§ DIRECTION: Copy out each line featuring the string "this" from the entries beneath.

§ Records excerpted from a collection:

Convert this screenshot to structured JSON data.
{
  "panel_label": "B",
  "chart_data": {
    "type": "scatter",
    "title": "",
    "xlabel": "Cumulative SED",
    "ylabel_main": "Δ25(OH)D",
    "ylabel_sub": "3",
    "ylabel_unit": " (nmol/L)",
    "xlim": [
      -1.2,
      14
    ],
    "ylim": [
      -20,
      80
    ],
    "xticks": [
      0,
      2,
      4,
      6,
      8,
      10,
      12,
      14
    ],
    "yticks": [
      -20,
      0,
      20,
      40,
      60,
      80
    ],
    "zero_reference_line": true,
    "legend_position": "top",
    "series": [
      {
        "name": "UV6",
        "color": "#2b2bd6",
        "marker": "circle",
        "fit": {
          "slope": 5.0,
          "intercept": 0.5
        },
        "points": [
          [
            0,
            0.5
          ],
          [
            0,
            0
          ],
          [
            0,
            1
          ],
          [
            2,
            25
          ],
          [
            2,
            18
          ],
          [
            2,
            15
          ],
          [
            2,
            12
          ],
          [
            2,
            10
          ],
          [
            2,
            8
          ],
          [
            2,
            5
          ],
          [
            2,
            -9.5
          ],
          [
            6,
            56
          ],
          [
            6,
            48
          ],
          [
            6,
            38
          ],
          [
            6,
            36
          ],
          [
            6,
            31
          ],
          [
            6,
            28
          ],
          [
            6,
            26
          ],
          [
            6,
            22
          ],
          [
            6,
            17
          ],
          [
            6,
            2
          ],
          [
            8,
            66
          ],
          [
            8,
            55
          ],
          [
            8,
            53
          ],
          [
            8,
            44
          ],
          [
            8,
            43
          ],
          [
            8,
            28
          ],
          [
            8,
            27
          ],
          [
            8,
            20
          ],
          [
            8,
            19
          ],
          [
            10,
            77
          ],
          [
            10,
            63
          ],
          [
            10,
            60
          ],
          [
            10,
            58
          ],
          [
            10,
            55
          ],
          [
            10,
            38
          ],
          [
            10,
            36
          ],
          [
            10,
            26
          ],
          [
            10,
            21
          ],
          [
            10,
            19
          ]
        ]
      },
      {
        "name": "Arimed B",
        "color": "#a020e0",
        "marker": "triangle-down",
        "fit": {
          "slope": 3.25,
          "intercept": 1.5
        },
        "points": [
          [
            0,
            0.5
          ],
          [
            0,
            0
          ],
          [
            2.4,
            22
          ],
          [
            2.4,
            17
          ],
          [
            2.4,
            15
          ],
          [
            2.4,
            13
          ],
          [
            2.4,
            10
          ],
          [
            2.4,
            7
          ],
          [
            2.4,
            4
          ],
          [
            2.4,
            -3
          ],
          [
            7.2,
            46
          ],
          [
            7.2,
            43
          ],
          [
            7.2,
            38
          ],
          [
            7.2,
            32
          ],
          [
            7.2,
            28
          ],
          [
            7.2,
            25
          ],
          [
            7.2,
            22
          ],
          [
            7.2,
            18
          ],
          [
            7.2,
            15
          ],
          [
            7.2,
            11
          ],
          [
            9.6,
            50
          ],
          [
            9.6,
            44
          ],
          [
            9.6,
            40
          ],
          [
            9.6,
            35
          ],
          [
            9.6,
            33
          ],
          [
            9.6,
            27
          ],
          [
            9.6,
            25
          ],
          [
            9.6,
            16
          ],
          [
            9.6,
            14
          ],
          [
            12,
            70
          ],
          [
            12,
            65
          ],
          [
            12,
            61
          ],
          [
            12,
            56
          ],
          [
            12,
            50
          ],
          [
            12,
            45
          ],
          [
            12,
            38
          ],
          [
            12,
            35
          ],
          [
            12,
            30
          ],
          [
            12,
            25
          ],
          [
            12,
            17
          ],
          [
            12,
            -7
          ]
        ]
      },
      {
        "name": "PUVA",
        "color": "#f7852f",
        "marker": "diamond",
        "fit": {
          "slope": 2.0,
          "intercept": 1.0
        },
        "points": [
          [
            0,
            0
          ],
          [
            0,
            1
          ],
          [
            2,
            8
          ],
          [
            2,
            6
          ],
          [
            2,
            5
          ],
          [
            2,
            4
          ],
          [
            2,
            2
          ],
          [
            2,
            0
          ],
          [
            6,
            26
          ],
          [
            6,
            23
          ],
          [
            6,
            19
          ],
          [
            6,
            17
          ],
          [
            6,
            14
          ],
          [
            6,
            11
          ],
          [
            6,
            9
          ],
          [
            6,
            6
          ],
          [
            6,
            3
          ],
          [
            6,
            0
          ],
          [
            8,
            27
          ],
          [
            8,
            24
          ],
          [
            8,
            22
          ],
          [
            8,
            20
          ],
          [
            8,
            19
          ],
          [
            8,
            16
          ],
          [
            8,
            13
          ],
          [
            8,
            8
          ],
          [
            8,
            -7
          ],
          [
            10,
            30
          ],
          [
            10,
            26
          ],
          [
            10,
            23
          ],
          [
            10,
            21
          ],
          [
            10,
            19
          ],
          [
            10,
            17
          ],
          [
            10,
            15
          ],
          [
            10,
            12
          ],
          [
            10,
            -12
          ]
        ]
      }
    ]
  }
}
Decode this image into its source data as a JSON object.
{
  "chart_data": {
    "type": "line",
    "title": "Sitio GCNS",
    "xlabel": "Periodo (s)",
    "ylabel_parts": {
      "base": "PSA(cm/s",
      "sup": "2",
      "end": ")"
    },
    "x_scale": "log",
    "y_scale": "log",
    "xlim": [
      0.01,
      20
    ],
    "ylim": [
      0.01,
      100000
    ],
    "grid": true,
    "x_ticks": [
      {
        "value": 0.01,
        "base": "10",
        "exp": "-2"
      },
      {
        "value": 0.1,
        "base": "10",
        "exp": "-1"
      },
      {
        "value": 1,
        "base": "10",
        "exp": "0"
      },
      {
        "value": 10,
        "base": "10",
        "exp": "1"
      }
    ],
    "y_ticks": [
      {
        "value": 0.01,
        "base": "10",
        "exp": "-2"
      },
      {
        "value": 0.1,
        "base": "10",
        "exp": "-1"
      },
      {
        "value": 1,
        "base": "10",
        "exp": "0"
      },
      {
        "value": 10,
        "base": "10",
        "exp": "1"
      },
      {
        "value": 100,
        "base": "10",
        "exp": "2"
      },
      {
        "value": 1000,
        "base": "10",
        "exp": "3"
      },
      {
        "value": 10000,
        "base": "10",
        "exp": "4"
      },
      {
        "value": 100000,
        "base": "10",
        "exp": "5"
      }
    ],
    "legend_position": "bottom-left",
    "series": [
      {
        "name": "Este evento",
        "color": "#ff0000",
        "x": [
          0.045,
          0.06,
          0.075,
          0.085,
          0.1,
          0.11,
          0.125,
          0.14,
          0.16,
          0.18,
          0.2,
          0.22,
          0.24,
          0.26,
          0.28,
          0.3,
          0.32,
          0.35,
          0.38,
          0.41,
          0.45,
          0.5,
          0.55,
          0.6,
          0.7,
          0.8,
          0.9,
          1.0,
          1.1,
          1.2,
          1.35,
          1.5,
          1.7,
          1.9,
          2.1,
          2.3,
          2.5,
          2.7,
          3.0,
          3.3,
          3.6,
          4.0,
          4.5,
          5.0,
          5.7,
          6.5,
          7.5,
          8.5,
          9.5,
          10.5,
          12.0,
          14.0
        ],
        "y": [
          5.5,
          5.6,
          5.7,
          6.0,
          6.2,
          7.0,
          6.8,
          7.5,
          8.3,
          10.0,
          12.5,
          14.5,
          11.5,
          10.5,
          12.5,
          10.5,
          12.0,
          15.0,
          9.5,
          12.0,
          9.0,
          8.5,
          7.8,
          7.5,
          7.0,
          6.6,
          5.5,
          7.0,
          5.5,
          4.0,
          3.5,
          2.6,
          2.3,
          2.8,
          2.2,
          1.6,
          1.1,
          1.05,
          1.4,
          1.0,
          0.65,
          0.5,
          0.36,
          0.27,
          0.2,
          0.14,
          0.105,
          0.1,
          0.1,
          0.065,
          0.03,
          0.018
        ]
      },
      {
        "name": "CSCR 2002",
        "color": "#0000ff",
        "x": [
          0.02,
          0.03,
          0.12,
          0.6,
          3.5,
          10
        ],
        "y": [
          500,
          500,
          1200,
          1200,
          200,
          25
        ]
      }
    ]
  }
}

§ TASK OUTPUT:
Convert this screenshot to structured JSON data.
Decode this image into its source data as a JSON object.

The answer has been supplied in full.